Task directions.
Please transcribe the listing below in full and word for word, without its pictures.

(Records from a collection)
>> BEGIN
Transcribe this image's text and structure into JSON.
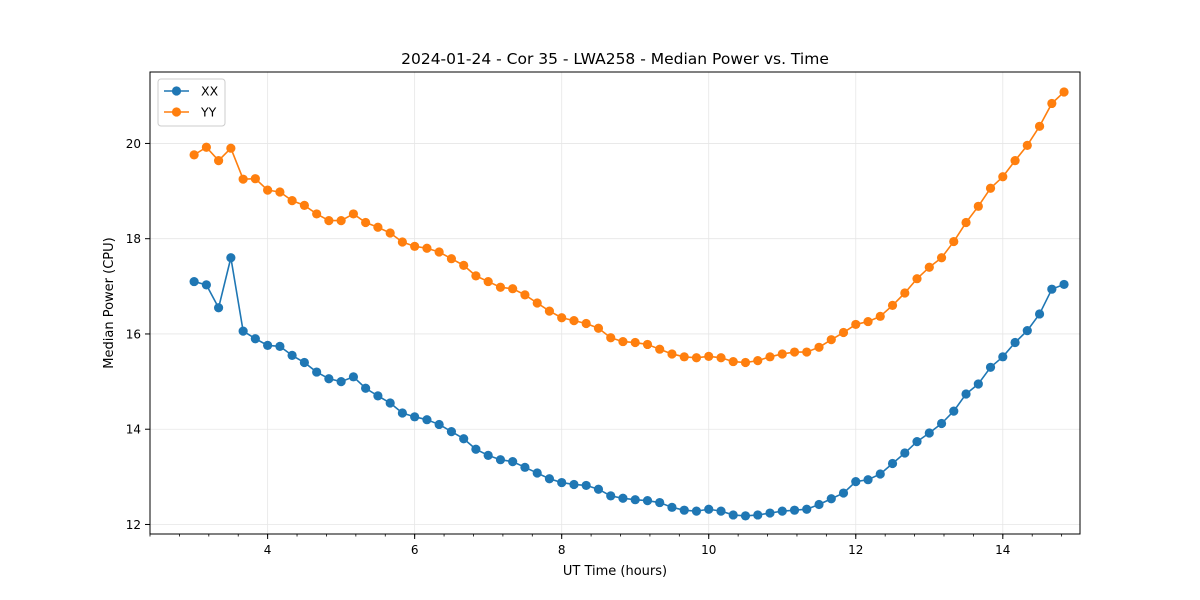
{
  "chart_data": {
    "type": "line",
    "title": "2024-01-24 - Cor 35 - LWA258 - Median Power vs. Time",
    "xlabel": "UT Time (hours)",
    "ylabel": "Median Power (CPU)",
    "xlim": [
      2.4,
      15.05
    ],
    "ylim": [
      11.8,
      21.5
    ],
    "xticks": [
      4,
      6,
      8,
      10,
      12,
      14
    ],
    "yticks": [
      12,
      14,
      16,
      18,
      20
    ],
    "x_minor_step": 0.4,
    "grid": true,
    "legend": "top-left",
    "x": [
      3.0,
      3.167,
      3.333,
      3.5,
      3.667,
      3.833,
      4.0,
      4.167,
      4.333,
      4.5,
      4.667,
      4.833,
      5.0,
      5.167,
      5.333,
      5.5,
      5.667,
      5.833,
      6.0,
      6.167,
      6.333,
      6.5,
      6.667,
      6.833,
      7.0,
      7.167,
      7.333,
      7.5,
      7.667,
      7.833,
      8.0,
      8.167,
      8.333,
      8.5,
      8.667,
      8.833,
      9.0,
      9.167,
      9.333,
      9.5,
      9.667,
      9.833,
      10.0,
      10.167,
      10.333,
      10.5,
      10.667,
      10.833,
      11.0,
      11.167,
      11.333,
      11.5,
      11.667,
      11.833,
      12.0,
      12.167,
      12.333,
      12.5,
      12.667,
      12.833,
      13.0,
      13.167,
      13.333,
      13.5,
      13.667,
      13.833,
      14.0,
      14.167,
      14.333,
      14.5,
      14.667,
      14.833
    ],
    "series": [
      {
        "name": "XX",
        "color": "#1f77b4",
        "values": [
          17.1,
          17.03,
          16.55,
          17.6,
          16.06,
          15.9,
          15.76,
          15.74,
          15.55,
          15.4,
          15.2,
          15.06,
          15.0,
          15.1,
          14.86,
          14.7,
          14.55,
          14.34,
          14.26,
          14.2,
          14.1,
          13.95,
          13.8,
          13.58,
          13.45,
          13.36,
          13.32,
          13.2,
          13.08,
          12.96,
          12.88,
          12.84,
          12.82,
          12.74,
          12.6,
          12.55,
          12.52,
          12.5,
          12.46,
          12.36,
          12.3,
          12.28,
          12.32,
          12.28,
          12.2,
          12.18,
          12.2,
          12.24,
          12.28,
          12.3,
          12.32,
          12.42,
          12.54,
          12.66,
          12.9,
          12.94,
          13.06,
          13.28,
          13.5,
          13.74,
          13.92,
          14.12,
          14.38,
          14.74,
          14.95,
          15.3,
          15.52,
          15.82,
          16.07,
          16.42,
          16.94,
          17.04
        ]
      },
      {
        "name": "YY",
        "color": "#ff7f0e",
        "values": [
          19.76,
          19.92,
          19.64,
          19.9,
          19.25,
          19.26,
          19.02,
          18.98,
          18.8,
          18.7,
          18.52,
          18.38,
          18.38,
          18.52,
          18.34,
          18.24,
          18.12,
          17.93,
          17.84,
          17.8,
          17.72,
          17.58,
          17.44,
          17.22,
          17.1,
          16.98,
          16.95,
          16.82,
          16.65,
          16.48,
          16.34,
          16.28,
          16.22,
          16.12,
          15.92,
          15.84,
          15.82,
          15.78,
          15.68,
          15.58,
          15.52,
          15.5,
          15.53,
          15.5,
          15.42,
          15.4,
          15.44,
          15.52,
          15.58,
          15.62,
          15.62,
          15.72,
          15.88,
          16.03,
          16.2,
          16.26,
          16.37,
          16.6,
          16.86,
          17.16,
          17.4,
          17.6,
          17.94,
          18.34,
          18.68,
          19.06,
          19.3,
          19.64,
          19.96,
          20.36,
          20.84,
          21.08
        ]
      }
    ]
  }
}
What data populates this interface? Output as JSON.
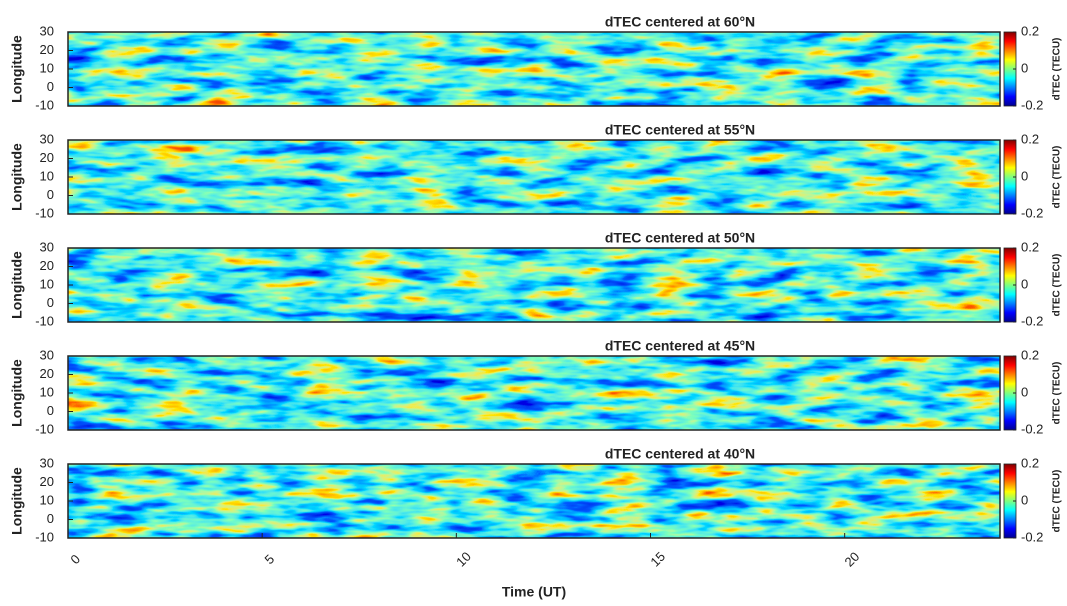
{
  "chart_data": [
    {
      "type": "heatmap",
      "title": "dTEC centered at 60°N",
      "ylabel": "Longitude",
      "ylim": [
        -10,
        30
      ],
      "yticks": [
        -10,
        0,
        10,
        20,
        30
      ],
      "xlim": [
        0,
        24
      ],
      "colorbar": {
        "label": "dTEC (TECU)",
        "lim": [
          -0.2,
          0.2
        ],
        "ticks": [
          -0.2,
          0,
          0.2
        ]
      }
    },
    {
      "type": "heatmap",
      "title": "dTEC centered at 55°N",
      "ylabel": "Longitude",
      "ylim": [
        -10,
        30
      ],
      "yticks": [
        -10,
        0,
        10,
        20,
        30
      ],
      "xlim": [
        0,
        24
      ],
      "colorbar": {
        "label": "dTEC (TECU)",
        "lim": [
          -0.2,
          0.2
        ],
        "ticks": [
          -0.2,
          0,
          0.2
        ]
      }
    },
    {
      "type": "heatmap",
      "title": "dTEC centered at 50°N",
      "ylabel": "Longitude",
      "ylim": [
        -10,
        30
      ],
      "yticks": [
        -10,
        0,
        10,
        20,
        30
      ],
      "xlim": [
        0,
        24
      ],
      "colorbar": {
        "label": "dTEC (TECU)",
        "lim": [
          -0.2,
          0.2
        ],
        "ticks": [
          -0.2,
          0,
          0.2
        ]
      }
    },
    {
      "type": "heatmap",
      "title": "dTEC centered at 45°N",
      "ylabel": "Longitude",
      "ylim": [
        -10,
        30
      ],
      "yticks": [
        -10,
        0,
        10,
        20,
        30
      ],
      "xlim": [
        0,
        24
      ],
      "colorbar": {
        "label": "dTEC (TECU)",
        "lim": [
          -0.2,
          0.2
        ],
        "ticks": [
          -0.2,
          0,
          0.2
        ]
      }
    },
    {
      "type": "heatmap",
      "title": "dTEC centered at 40°N",
      "ylabel": "Longitude",
      "ylim": [
        -10,
        30
      ],
      "yticks": [
        -10,
        0,
        10,
        20,
        30
      ],
      "xlim": [
        0,
        24
      ],
      "xticks": [
        0,
        5,
        10,
        15,
        20
      ],
      "xlabel": "Time (UT)",
      "colorbar": {
        "label": "dTEC (TECU)",
        "lim": [
          -0.2,
          0.2
        ],
        "ticks": [
          -0.2,
          0,
          0.2
        ]
      }
    }
  ]
}
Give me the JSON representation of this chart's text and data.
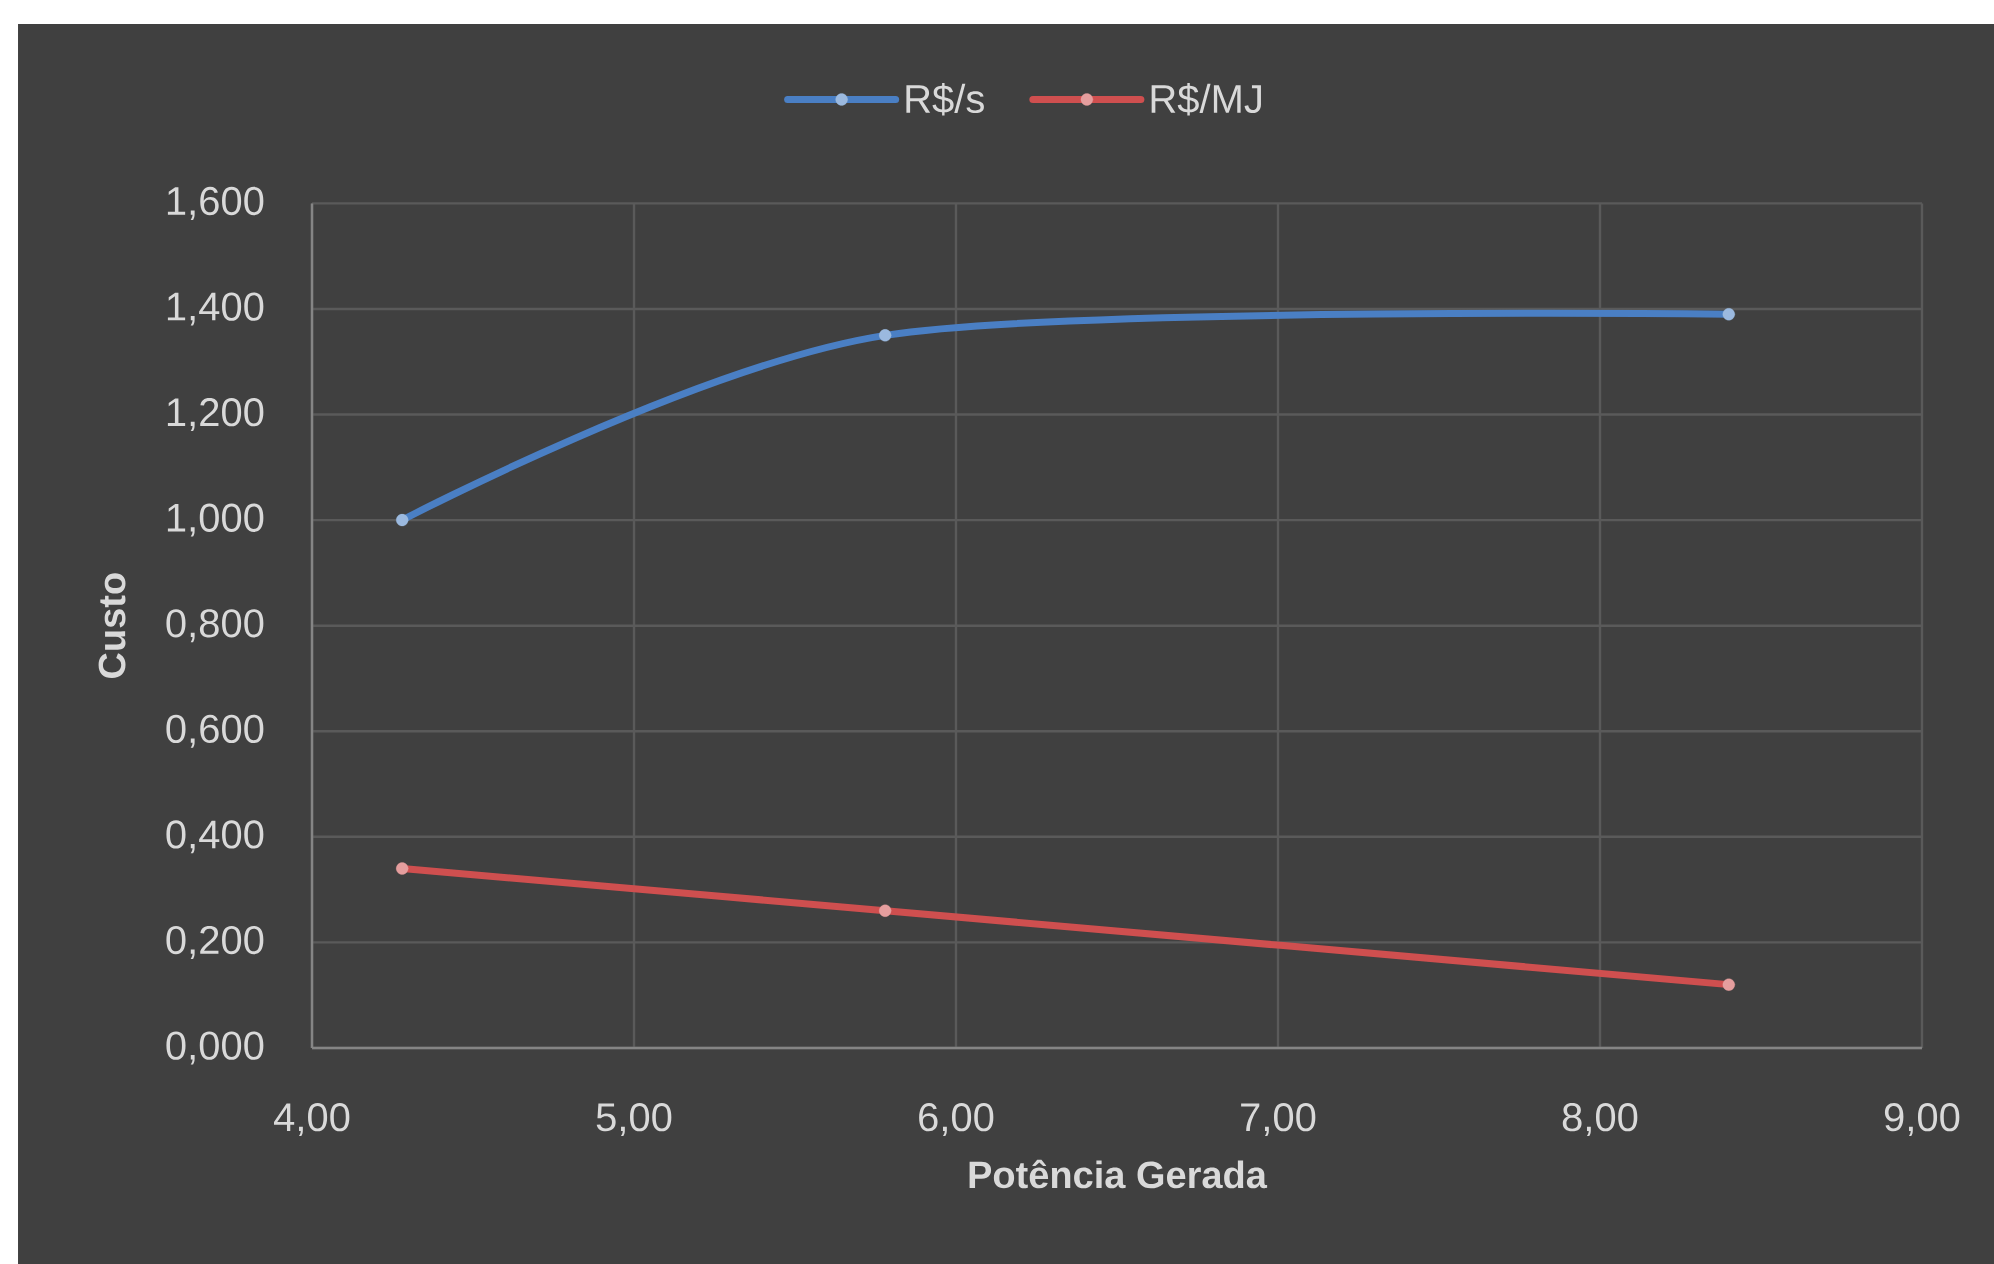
{
  "chart_data": {
    "type": "line",
    "xlabel": "Potência Gerada",
    "ylabel": "Custo",
    "x": [
      4.28,
      5.78,
      8.4
    ],
    "xlim": [
      4,
      9
    ],
    "xticks": [
      {
        "value": 4,
        "label": "4,00"
      },
      {
        "value": 5,
        "label": "5,00"
      },
      {
        "value": 6,
        "label": "6,00"
      },
      {
        "value": 7,
        "label": "7,00"
      },
      {
        "value": 8,
        "label": "8,00"
      },
      {
        "value": 9,
        "label": "9,00"
      }
    ],
    "ylim": [
      0,
      1.6
    ],
    "yticks": [
      {
        "value": 0,
        "label": "0,000"
      },
      {
        "value": 0.2,
        "label": "0,200"
      },
      {
        "value": 0.4,
        "label": "0,400"
      },
      {
        "value": 0.6,
        "label": "0,600"
      },
      {
        "value": 0.8,
        "label": "0,800"
      },
      {
        "value": 1.0,
        "label": "1,000"
      },
      {
        "value": 1.2,
        "label": "1,200"
      },
      {
        "value": 1.4,
        "label": "1,400"
      },
      {
        "value": 1.6,
        "label": "1,600"
      }
    ],
    "grid": true,
    "legend": "top",
    "marker": "circle",
    "line_style": "solid",
    "series": [
      {
        "name": "R$/s",
        "color": "#4a7fc4",
        "values": [
          1.0,
          1.35,
          1.39
        ]
      },
      {
        "name": "R$/MJ",
        "color": "#cf4f4f",
        "values": [
          0.34,
          0.26,
          0.12
        ]
      }
    ]
  }
}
>> END
Task result.
Transcribe this image's text and structure into JSON.
{
  "chart_data": {
    "type": "line",
    "title": "2024-01-24 - Cor 35 - LWA258 - Median Power vs. Time",
    "xlabel": "UT Time (hours)",
    "ylabel": "Median Power (CPU)",
    "xlim": [
      2.4,
      15.05
    ],
    "ylim": [
      11.8,
      21.5
    ],
    "xticks": [
      4,
      6,
      8,
      10,
      12,
      14
    ],
    "yticks": [
      12,
      14,
      16,
      18,
      20
    ],
    "x_minor_step": 0.4,
    "grid": true,
    "legend": "top-left",
    "x": [
      3.0,
      3.167,
      3.333,
      3.5,
      3.667,
      3.833,
      4.0,
      4.167,
      4.333,
      4.5,
      4.667,
      4.833,
      5.0,
      5.167,
      5.333,
      5.5,
      5.667,
      5.833,
      6.0,
      6.167,
      6.333,
      6.5,
      6.667,
      6.833,
      7.0,
      7.167,
      7.333,
      7.5,
      7.667,
      7.833,
      8.0,
      8.167,
      8.333,
      8.5,
      8.667,
      8.833,
      9.0,
      9.167,
      9.333,
      9.5,
      9.667,
      9.833,
      10.0,
      10.167,
      10.333,
      10.5,
      10.667,
      10.833,
      11.0,
      11.167,
      11.333,
      11.5,
      11.667,
      11.833,
      12.0,
      12.167,
      12.333,
      12.5,
      12.667,
      12.833,
      13.0,
      13.167,
      13.333,
      13.5,
      13.667,
      13.833,
      14.0,
      14.167,
      14.333,
      14.5,
      14.667,
      14.833
    ],
    "series": [
      {
        "name": "XX",
        "color": "#1f77b4",
        "values": [
          17.1,
          17.03,
          16.55,
          17.6,
          16.06,
          15.9,
          15.76,
          15.74,
          15.55,
          15.4,
          15.2,
          15.06,
          15.0,
          15.1,
          14.86,
          14.7,
          14.55,
          14.34,
          14.26,
          14.2,
          14.1,
          13.95,
          13.8,
          13.58,
          13.45,
          13.36,
          13.32,
          13.2,
          13.08,
          12.96,
          12.88,
          12.84,
          12.82,
          12.74,
          12.6,
          12.55,
          12.52,
          12.5,
          12.46,
          12.36,
          12.3,
          12.28,
          12.32,
          12.28,
          12.2,
          12.18,
          12.2,
          12.24,
          12.28,
          12.3,
          12.32,
          12.42,
          12.54,
          12.66,
          12.9,
          12.94,
          13.06,
          13.28,
          13.5,
          13.74,
          13.92,
          14.12,
          14.38,
          14.74,
          14.95,
          15.3,
          15.52,
          15.82,
          16.07,
          16.42,
          16.94,
          17.04
        ]
      },
      {
        "name": "YY",
        "color": "#ff7f0e",
        "values": [
          19.76,
          19.92,
          19.64,
          19.9,
          19.25,
          19.26,
          19.02,
          18.98,
          18.8,
          18.7,
          18.52,
          18.38,
          18.38,
          18.52,
          18.34,
          18.24,
          18.12,
          17.93,
          17.84,
          17.8,
          17.72,
          17.58,
          17.44,
          17.22,
          17.1,
          16.98,
          16.95,
          16.82,
          16.65,
          16.48,
          16.34,
          16.28,
          16.22,
          16.12,
          15.92,
          15.84,
          15.82,
          15.78,
          15.68,
          15.58,
          15.52,
          15.5,
          15.53,
          15.5,
          15.42,
          15.4,
          15.44,
          15.52,
          15.58,
          15.62,
          15.62,
          15.72,
          15.88,
          16.03,
          16.2,
          16.26,
          16.37,
          16.6,
          16.86,
          17.16,
          17.4,
          17.6,
          17.94,
          18.34,
          18.68,
          19.06,
          19.3,
          19.64,
          19.96,
          20.36,
          20.84,
          21.08
        ]
      }
    ]
  }
}
What data populates this interface? Output as JSON.
{
  "chart_data": [
    {
      "type": "heatmap",
      "title": "dTEC centered at 60°N",
      "ylabel": "Longitude",
      "ylim": [
        -10,
        30
      ],
      "yticks": [
        -10,
        0,
        10,
        20,
        30
      ],
      "xlim": [
        0,
        24
      ],
      "colorbar": {
        "label": "dTEC (TECU)",
        "lim": [
          -0.2,
          0.2
        ],
        "ticks": [
          -0.2,
          0,
          0.2
        ]
      }
    },
    {
      "type": "heatmap",
      "title": "dTEC centered at 55°N",
      "ylabel": "Longitude",
      "ylim": [
        -10,
        30
      ],
      "yticks": [
        -10,
        0,
        10,
        20,
        30
      ],
      "xlim": [
        0,
        24
      ],
      "colorbar": {
        "label": "dTEC (TECU)",
        "lim": [
          -0.2,
          0.2
        ],
        "ticks": [
          -0.2,
          0,
          0.2
        ]
      }
    },
    {
      "type": "heatmap",
      "title": "dTEC centered at 50°N",
      "ylabel": "Longitude",
      "ylim": [
        -10,
        30
      ],
      "yticks": [
        -10,
        0,
        10,
        20,
        30
      ],
      "xlim": [
        0,
        24
      ],
      "colorbar": {
        "label": "dTEC (TECU)",
        "lim": [
          -0.2,
          0.2
        ],
        "ticks": [
          -0.2,
          0,
          0.2
        ]
      }
    },
    {
      "type": "heatmap",
      "title": "dTEC centered at 45°N",
      "ylabel": "Longitude",
      "ylim": [
        -10,
        30
      ],
      "yticks": [
        -10,
        0,
        10,
        20,
        30
      ],
      "xlim": [
        0,
        24
      ],
      "colorbar": {
        "label": "dTEC (TECU)",
        "lim": [
          -0.2,
          0.2
        ],
        "ticks": [
          -0.2,
          0,
          0.2
        ]
      }
    },
    {
      "type": "heatmap",
      "title": "dTEC centered at 40°N",
      "ylabel": "Longitude",
      "ylim": [
        -10,
        30
      ],
      "yticks": [
        -10,
        0,
        10,
        20,
        30
      ],
      "xlim": [
        0,
        24
      ],
      "xticks": [
        0,
        5,
        10,
        15,
        20
      ],
      "xlabel": "Time (UT)",
      "colorbar": {
        "label": "dTEC (TECU)",
        "lim": [
          -0.2,
          0.2
        ],
        "ticks": [
          -0.2,
          0,
          0.2
        ]
      }
    }
  ]
}
Give me the JSON representation of this chart's text and data.
{
  "chart_data": {
    "type": "line",
    "xlabel": "Potência Gerada",
    "ylabel": "Custo",
    "x": [
      4.28,
      5.78,
      8.4
    ],
    "xlim": [
      4,
      9
    ],
    "xticks": [
      {
        "value": 4,
        "label": "4,00"
      },
      {
        "value": 5,
        "label": "5,00"
      },
      {
        "value": 6,
        "label": "6,00"
      },
      {
        "value": 7,
        "label": "7,00"
      },
      {
        "value": 8,
        "label": "8,00"
      },
      {
        "value": 9,
        "label": "9,00"
      }
    ],
    "ylim": [
      0,
      1.6
    ],
    "yticks": [
      {
        "value": 0,
        "label": "0,000"
      },
      {
        "value": 0.2,
        "label": "0,200"
      },
      {
        "value": 0.4,
        "label": "0,400"
      },
      {
        "value": 0.6,
        "label": "0,600"
      },
      {
        "value": 0.8,
        "label": "0,800"
      },
      {
        "value": 1.0,
        "label": "1,000"
      },
      {
        "value": 1.2,
        "label": "1,200"
      },
      {
        "value": 1.4,
        "label": "1,400"
      },
      {
        "value": 1.6,
        "label": "1,600"
      }
    ],
    "grid": true,
    "legend": "top",
    "marker": "circle",
    "line_style": "solid",
    "series": [
      {
        "name": "R$/s",
        "color": "#4a7fc4",
        "values": [
          1.0,
          1.35,
          1.39
        ]
      },
      {
        "name": "R$/MJ",
        "color": "#cf4f4f",
        "values": [
          0.34,
          0.26,
          0.12
        ]
      }
    ]
  }
}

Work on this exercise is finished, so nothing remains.